What I describe below applies to APFS sparse disk images only — ordinary APFS volumes (e.g. your SSD startup disk) are not affected by this problem. While the underlying problem here is very serious, this is not likely to be a widespread problem, and will be most applicable to a small subset of backups. Disk images are not used for most backup task activity, they are generally only applicable when making backups to network volumes. If you make backups to network volumes, read on to learn more.




The title clearly qualifies the claim: "MacOS may lose data _on APFS-formatted disk images_"

I didn't know there were APFS-formatted disk images (new in 10.13). Even when you consider the many different kinds of disk images that macOS supports, there's a pretty clear distinction between disk image and a backup of your startup disk, made to another partition in another drive.

Any additional clarification would get into "MacOS may lose data on APFS-formatted disk images (disk images, not disk-to-disk, as in another volume..." territory.


Yeah this is the opposite of a click-bait title; it clearly explains what the article is about.

"may" lose data on "APFS-formatted" disk images.


A lot of people do make backups to disk images though, especially techies. I believe that remains the only method to use 'time machine' with a generic network connected device rather than an apple branded 'time machine' device? The last place you want an unreliable file system is your backups!


Quite a few non-Apple network devices support Time Machine.

I back up every day to my Synology NAS for example.


Unrelated (sorry for being opportunistic):

How do you like your Synology NAS? I’m considering it.


Not the person you replied to, but I want to make a case for ZFS on a generic small motherboard. You wind up with Linux or FreeBSD so it's a general-purpose server, unless you want to use something like FreeNAS. And with ZFS, you get snapshotting, RAIDz, checksumming, etc, as opposed to "oh it has RAID 5 woohoo".

RAID (including the software RAID in Linux) doesn't actually do checksumming for file verification. AFAIK, ZFS is the only open system to do so.


Thank you


You appear to have an agenda of protecting Apple.

The title is very clear, and the first paragraph which you quoted explains it in detail.

It's significant that an established respected company--the makers of Carbon Copy Cloner--will not support APFS formatted disk images for its backups.

While your agenda may be driven by the need to protect Apple, the rest of us need to know this important news about APFS so we can be fully informed.


Carbon Copy Cloner is an excellent program btw - very happy owner here


Completely agree. I gave up on Time Machine a long time ago for a variety of reasons, but CCC continues to meet my backup needs perfectly.


This isn't politics.

People can have opinions without them needing to be flagged as having hidden agendas. And I have worked at Apple and can assure you that there isn't some payment structure for posting on forums.

Raw records ->
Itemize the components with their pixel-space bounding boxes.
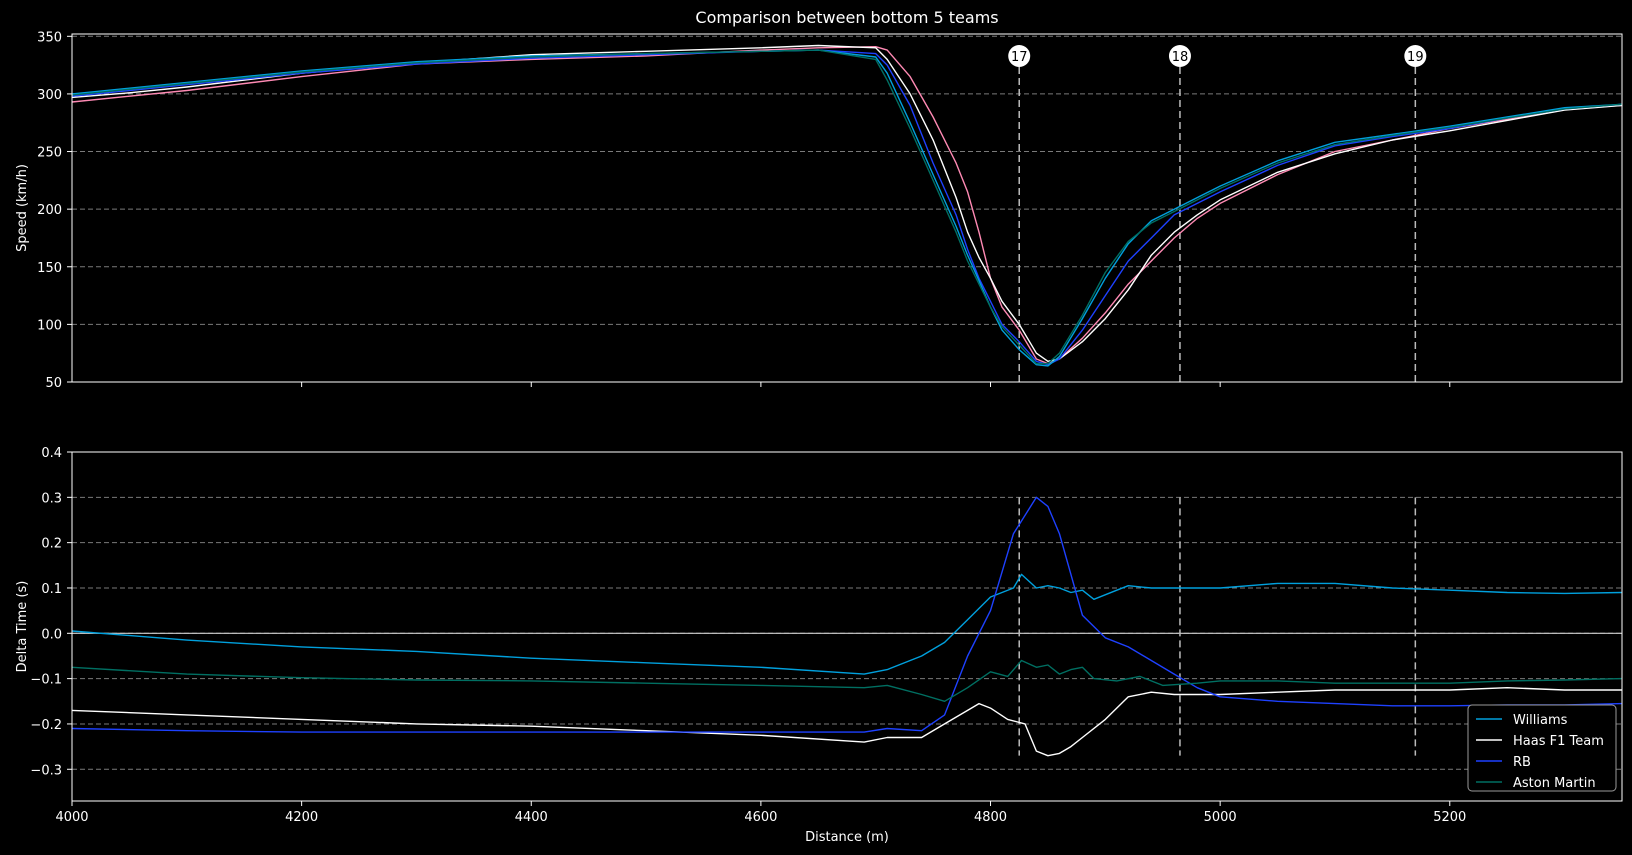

* * *

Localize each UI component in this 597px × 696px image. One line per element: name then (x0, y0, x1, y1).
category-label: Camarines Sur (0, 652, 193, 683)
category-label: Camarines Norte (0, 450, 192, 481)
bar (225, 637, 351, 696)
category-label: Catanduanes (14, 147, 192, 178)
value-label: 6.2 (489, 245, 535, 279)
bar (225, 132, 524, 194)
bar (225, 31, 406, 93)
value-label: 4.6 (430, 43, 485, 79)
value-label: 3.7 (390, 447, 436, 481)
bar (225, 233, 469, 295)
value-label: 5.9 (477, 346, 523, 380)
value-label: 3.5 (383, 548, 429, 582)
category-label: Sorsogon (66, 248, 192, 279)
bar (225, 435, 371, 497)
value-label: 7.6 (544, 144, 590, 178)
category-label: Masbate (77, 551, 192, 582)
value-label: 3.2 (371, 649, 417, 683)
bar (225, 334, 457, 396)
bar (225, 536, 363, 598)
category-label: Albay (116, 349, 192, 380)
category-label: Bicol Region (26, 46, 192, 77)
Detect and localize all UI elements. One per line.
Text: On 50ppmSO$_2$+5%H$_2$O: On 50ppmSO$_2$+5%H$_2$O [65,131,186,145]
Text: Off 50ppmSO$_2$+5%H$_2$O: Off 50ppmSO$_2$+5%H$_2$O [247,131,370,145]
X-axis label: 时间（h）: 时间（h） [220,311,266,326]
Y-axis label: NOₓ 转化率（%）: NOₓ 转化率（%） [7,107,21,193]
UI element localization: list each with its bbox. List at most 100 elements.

Requirements -> Summarize the discussion about APFS disk images in exactly two sentences.

Final result -> The data-loss problem described applies only to APFS sparse disk images, not ordinary APFS volumes, and mainly concerns backups made to network volumes. Commenters argue over whether the title clearly qualifies the claim and whether defending it reflects an agenda, note that the makers of Carbon Copy Cloner will not support APFS-formatted disk images for backups, and mention Synology NAS and ZFS as backup options.